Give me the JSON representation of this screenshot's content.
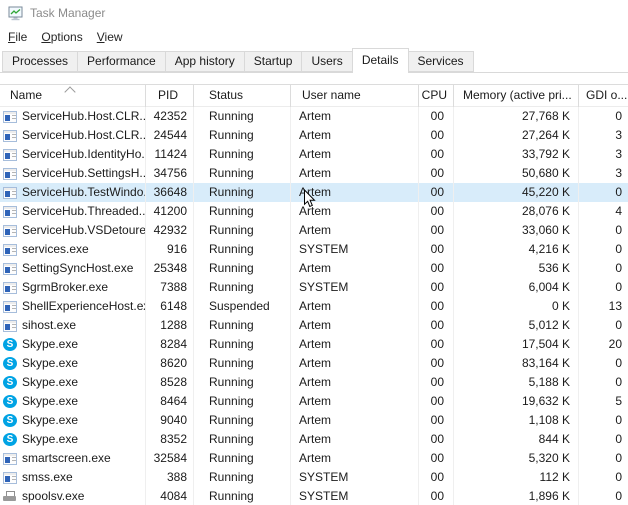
{
  "window": {
    "title": "Task Manager"
  },
  "menu": {
    "items": [
      {
        "label": "File"
      },
      {
        "label": "Options"
      },
      {
        "label": "View"
      }
    ]
  },
  "tabs": [
    {
      "label": "Processes",
      "selected": false
    },
    {
      "label": "Performance",
      "selected": false
    },
    {
      "label": "App history",
      "selected": false
    },
    {
      "label": "Startup",
      "selected": false
    },
    {
      "label": "Users",
      "selected": false
    },
    {
      "label": "Details",
      "selected": true
    },
    {
      "label": "Services",
      "selected": false
    }
  ],
  "table": {
    "columns": [
      {
        "id": "name",
        "label": "Name",
        "sort": "asc"
      },
      {
        "id": "pid",
        "label": "PID"
      },
      {
        "id": "status",
        "label": "Status"
      },
      {
        "id": "user",
        "label": "User name"
      },
      {
        "id": "cpu",
        "label": "CPU"
      },
      {
        "id": "memory",
        "label": "Memory (active pri..."
      },
      {
        "id": "gdi",
        "label": "GDI o..."
      }
    ],
    "rows": [
      {
        "icon": "app",
        "name": "ServiceHub.Host.CLR....",
        "pid": "42352",
        "status": "Running",
        "user": "Artem",
        "cpu": "00",
        "memory": "27,768 K",
        "gdi": "0",
        "highlighted": false
      },
      {
        "icon": "app",
        "name": "ServiceHub.Host.CLR....",
        "pid": "24544",
        "status": "Running",
        "user": "Artem",
        "cpu": "00",
        "memory": "27,264 K",
        "gdi": "3",
        "highlighted": false
      },
      {
        "icon": "app",
        "name": "ServiceHub.IdentityHo...",
        "pid": "11424",
        "status": "Running",
        "user": "Artem",
        "cpu": "00",
        "memory": "33,792 K",
        "gdi": "3",
        "highlighted": false
      },
      {
        "icon": "app",
        "name": "ServiceHub.SettingsH...",
        "pid": "34756",
        "status": "Running",
        "user": "Artem",
        "cpu": "00",
        "memory": "50,680 K",
        "gdi": "3",
        "highlighted": false
      },
      {
        "icon": "app",
        "name": "ServiceHub.TestWindo...",
        "pid": "36648",
        "status": "Running",
        "user": "Artem",
        "cpu": "00",
        "memory": "45,220 K",
        "gdi": "0",
        "highlighted": true
      },
      {
        "icon": "app",
        "name": "ServiceHub.Threaded...",
        "pid": "41200",
        "status": "Running",
        "user": "Artem",
        "cpu": "00",
        "memory": "28,076 K",
        "gdi": "4",
        "highlighted": false
      },
      {
        "icon": "app",
        "name": "ServiceHub.VSDetoure...",
        "pid": "42932",
        "status": "Running",
        "user": "Artem",
        "cpu": "00",
        "memory": "33,060 K",
        "gdi": "0",
        "highlighted": false
      },
      {
        "icon": "app",
        "name": "services.exe",
        "pid": "916",
        "status": "Running",
        "user": "SYSTEM",
        "cpu": "00",
        "memory": "4,216 K",
        "gdi": "0",
        "highlighted": false
      },
      {
        "icon": "app",
        "name": "SettingSyncHost.exe",
        "pid": "25348",
        "status": "Running",
        "user": "Artem",
        "cpu": "00",
        "memory": "536 K",
        "gdi": "0",
        "highlighted": false
      },
      {
        "icon": "app",
        "name": "SgrmBroker.exe",
        "pid": "7388",
        "status": "Running",
        "user": "SYSTEM",
        "cpu": "00",
        "memory": "6,004 K",
        "gdi": "0",
        "highlighted": false
      },
      {
        "icon": "app",
        "name": "ShellExperienceHost.exe",
        "pid": "6148",
        "status": "Suspended",
        "user": "Artem",
        "cpu": "00",
        "memory": "0 K",
        "gdi": "13",
        "highlighted": false
      },
      {
        "icon": "app",
        "name": "sihost.exe",
        "pid": "1288",
        "status": "Running",
        "user": "Artem",
        "cpu": "00",
        "memory": "5,012 K",
        "gdi": "0",
        "highlighted": false
      },
      {
        "icon": "skype",
        "name": "Skype.exe",
        "pid": "8284",
        "status": "Running",
        "user": "Artem",
        "cpu": "00",
        "memory": "17,504 K",
        "gdi": "20",
        "highlighted": false
      },
      {
        "icon": "skype",
        "name": "Skype.exe",
        "pid": "8620",
        "status": "Running",
        "user": "Artem",
        "cpu": "00",
        "memory": "83,164 K",
        "gdi": "0",
        "highlighted": false
      },
      {
        "icon": "skype",
        "name": "Skype.exe",
        "pid": "8528",
        "status": "Running",
        "user": "Artem",
        "cpu": "00",
        "memory": "5,188 K",
        "gdi": "0",
        "highlighted": false
      },
      {
        "icon": "skype",
        "name": "Skype.exe",
        "pid": "8464",
        "status": "Running",
        "user": "Artem",
        "cpu": "00",
        "memory": "19,632 K",
        "gdi": "5",
        "highlighted": false
      },
      {
        "icon": "skype",
        "name": "Skype.exe",
        "pid": "9040",
        "status": "Running",
        "user": "Artem",
        "cpu": "00",
        "memory": "1,108 K",
        "gdi": "0",
        "highlighted": false
      },
      {
        "icon": "skype",
        "name": "Skype.exe",
        "pid": "8352",
        "status": "Running",
        "user": "Artem",
        "cpu": "00",
        "memory": "844 K",
        "gdi": "0",
        "highlighted": false
      },
      {
        "icon": "app",
        "name": "smartscreen.exe",
        "pid": "32584",
        "status": "Running",
        "user": "Artem",
        "cpu": "00",
        "memory": "5,320 K",
        "gdi": "0",
        "highlighted": false
      },
      {
        "icon": "app",
        "name": "smss.exe",
        "pid": "388",
        "status": "Running",
        "user": "SYSTEM",
        "cpu": "00",
        "memory": "112 K",
        "gdi": "0",
        "highlighted": false
      },
      {
        "icon": "printer",
        "name": "spoolsv.exe",
        "pid": "4084",
        "status": "Running",
        "user": "SYSTEM",
        "cpu": "00",
        "memory": "1,896 K",
        "gdi": "0",
        "highlighted": false
      }
    ]
  },
  "colors": {
    "row_highlight": "#d8ecfa",
    "skype_blue": "#00a3e4",
    "app_icon_blue": "#2e63b8",
    "tab_bg": "#f0f0f0",
    "border": "#d9d9d9",
    "title_text": "#8b8b8b"
  },
  "icons": {
    "titlebar": "task-manager-icon",
    "app": "default-exe-icon",
    "skype": "skype-icon",
    "printer": "printer-icon",
    "sort": "sort-ascending-caret",
    "pointer": "mouse-cursor"
  }
}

== == ==

What the exercise asks — Copy the material exactly. Do not include the pictures.

Solution —
Give me the JSON representation of this screenshot's content.
{
  "window": {
    "title": "Task Manager"
  },
  "menu": {
    "items": [
      {
        "label": "File"
      },
      {
        "label": "Options"
      },
      {
        "label": "View"
      }
    ]
  },
  "tabs": [
    {
      "label": "Processes",
      "selected": false
    },
    {
      "label": "Performance",
      "selected": false
    },
    {
      "label": "App history",
      "selected": false
    },
    {
      "label": "Startup",
      "selected": false
    },
    {
      "label": "Users",
      "selected": false
    },
    {
      "label": "Details",
      "selected": true
    },
    {
      "label": "Services",
      "selected": false
    }
  ],
  "table": {
    "columns": [
      {
        "id": "name",
        "label": "Name",
        "sort": "asc"
      },
      {
        "id": "pid",
        "label": "PID"
      },
      {
        "id": "status",
        "label": "Status"
      },
      {
        "id": "user",
        "label": "User name"
      },
      {
        "id": "cpu",
        "label": "CPU"
      },
      {
        "id": "memory",
        "label": "Memory (active pri..."
      },
      {
        "id": "gdi",
        "label": "GDI o..."
      }
    ],
    "rows": [
      {
        "icon": "app",
        "name": "ServiceHub.Host.CLR....",
        "pid": "42352",
        "status": "Running",
        "user": "Artem",
        "cpu": "00",
        "memory": "27,768 K",
        "gdi": "0",
        "highlighted": false
      },
      {
        "icon": "app",
        "name": "ServiceHub.Host.CLR....",
        "pid": "24544",
        "status": "Running",
        "user": "Artem",
        "cpu": "00",
        "memory": "27,264 K",
        "gdi": "3",
        "highlighted": false
      },
      {
        "icon": "app",
        "name": "ServiceHub.IdentityHo...",
        "pid": "11424",
        "status": "Running",
        "user": "Artem",
        "cpu": "00",
        "memory": "33,792 K",
        "gdi": "3",
        "highlighted": false
      },
      {
        "icon": "app",
        "name": "ServiceHub.SettingsH...",
        "pid": "34756",
        "status": "Running",
        "user": "Artem",
        "cpu": "00",
        "memory": "50,680 K",
        "gdi": "3",
        "highlighted": false
      },
      {
        "icon": "app",
        "name": "ServiceHub.TestWindo...",
        "pid": "36648",
        "status": "Running",
        "user": "Artem",
        "cpu": "00",
        "memory": "45,220 K",
        "gdi": "0",
        "highlighted": true
      },
      {
        "icon": "app",
        "name": "ServiceHub.Threaded...",
        "pid": "41200",
        "status": "Running",
        "user": "Artem",
        "cpu": "00",
        "memory": "28,076 K",
        "gdi": "4",
        "highlighted": false
      },
      {
        "icon": "app",
        "name": "ServiceHub.VSDetoure...",
        "pid": "42932",
        "status": "Running",
        "user": "Artem",
        "cpu": "00",
        "memory": "33,060 K",
        "gdi": "0",
        "highlighted": false
      },
      {
        "icon": "app",
        "name": "services.exe",
        "pid": "916",
        "status": "Running",
        "user": "SYSTEM",
        "cpu": "00",
        "memory": "4,216 K",
        "gdi": "0",
        "highlighted": false
      },
      {
        "icon": "app",
        "name": "SettingSyncHost.exe",
        "pid": "25348",
        "status": "Running",
        "user": "Artem",
        "cpu": "00",
        "memory": "536 K",
        "gdi": "0",
        "highlighted": false
      },
      {
        "icon": "app",
        "name": "SgrmBroker.exe",
        "pid": "7388",
        "status": "Running",
        "user": "SYSTEM",
        "cpu": "00",
        "memory": "6,004 K",
        "gdi": "0",
        "highlighted": false
      },
      {
        "icon": "app",
        "name": "ShellExperienceHost.exe",
        "pid": "6148",
        "status": "Suspended",
        "user": "Artem",
        "cpu": "00",
        "memory": "0 K",
        "gdi": "13",
        "highlighted": false
      },
      {
        "icon": "app",
        "name": "sihost.exe",
        "pid": "1288",
        "status": "Running",
        "user": "Artem",
        "cpu": "00",
        "memory": "5,012 K",
        "gdi": "0",
        "highlighted": false
      },
      {
        "icon": "skype",
        "name": "Skype.exe",
        "pid": "8284",
        "status": "Running",
        "user": "Artem",
        "cpu": "00",
        "memory": "17,504 K",
        "gdi": "20",
        "highlighted": false
      },
      {
        "icon": "skype",
        "name": "Skype.exe",
        "pid": "8620",
        "status": "Running",
        "user": "Artem",
        "cpu": "00",
        "memory": "83,164 K",
        "gdi": "0",
        "highlighted": false
      },
      {
        "icon": "skype",
        "name": "Skype.exe",
        "pid": "8528",
        "status": "Running",
        "user": "Artem",
        "cpu": "00",
        "memory": "5,188 K",
        "gdi": "0",
        "highlighted": false
      },
      {
        "icon": "skype",
        "name": "Skype.exe",
        "pid": "8464",
        "status": "Running",
        "user": "Artem",
        "cpu": "00",
        "memory": "19,632 K",
        "gdi": "5",
        "highlighted": false
      },
      {
        "icon": "skype",
        "name": "Skype.exe",
        "pid": "9040",
        "status": "Running",
        "user": "Artem",
        "cpu": "00",
        "memory": "1,108 K",
        "gdi": "0",
        "highlighted": false
      },
      {
        "icon": "skype",
        "name": "Skype.exe",
        "pid": "8352",
        "status": "Running",
        "user": "Artem",
        "cpu": "00",
        "memory": "844 K",
        "gdi": "0",
        "highlighted": false
      },
      {
        "icon": "app",
        "name": "smartscreen.exe",
        "pid": "32584",
        "status": "Running",
        "user": "Artem",
        "cpu": "00",
        "memory": "5,320 K",
        "gdi": "0",
        "highlighted": false
      },
      {
        "icon": "app",
        "name": "smss.exe",
        "pid": "388",
        "status": "Running",
        "user": "SYSTEM",
        "cpu": "00",
        "memory": "112 K",
        "gdi": "0",
        "highlighted": false
      },
      {
        "icon": "printer",
        "name": "spoolsv.exe",
        "pid": "4084",
        "status": "Running",
        "user": "SYSTEM",
        "cpu": "00",
        "memory": "1,896 K",
        "gdi": "0",
        "highlighted": false
      }
    ]
  },
  "colors": {
    "row_highlight": "#d8ecfa",
    "skype_blue": "#00a3e4",
    "app_icon_blue": "#2e63b8",
    "tab_bg": "#f0f0f0",
    "border": "#d9d9d9",
    "title_text": "#8b8b8b"
  },
  "icons": {
    "titlebar": "task-manager-icon",
    "app": "default-exe-icon",
    "skype": "skype-icon",
    "printer": "printer-icon",
    "sort": "sort-ascending-caret",
    "pointer": "mouse-cursor"
  }
}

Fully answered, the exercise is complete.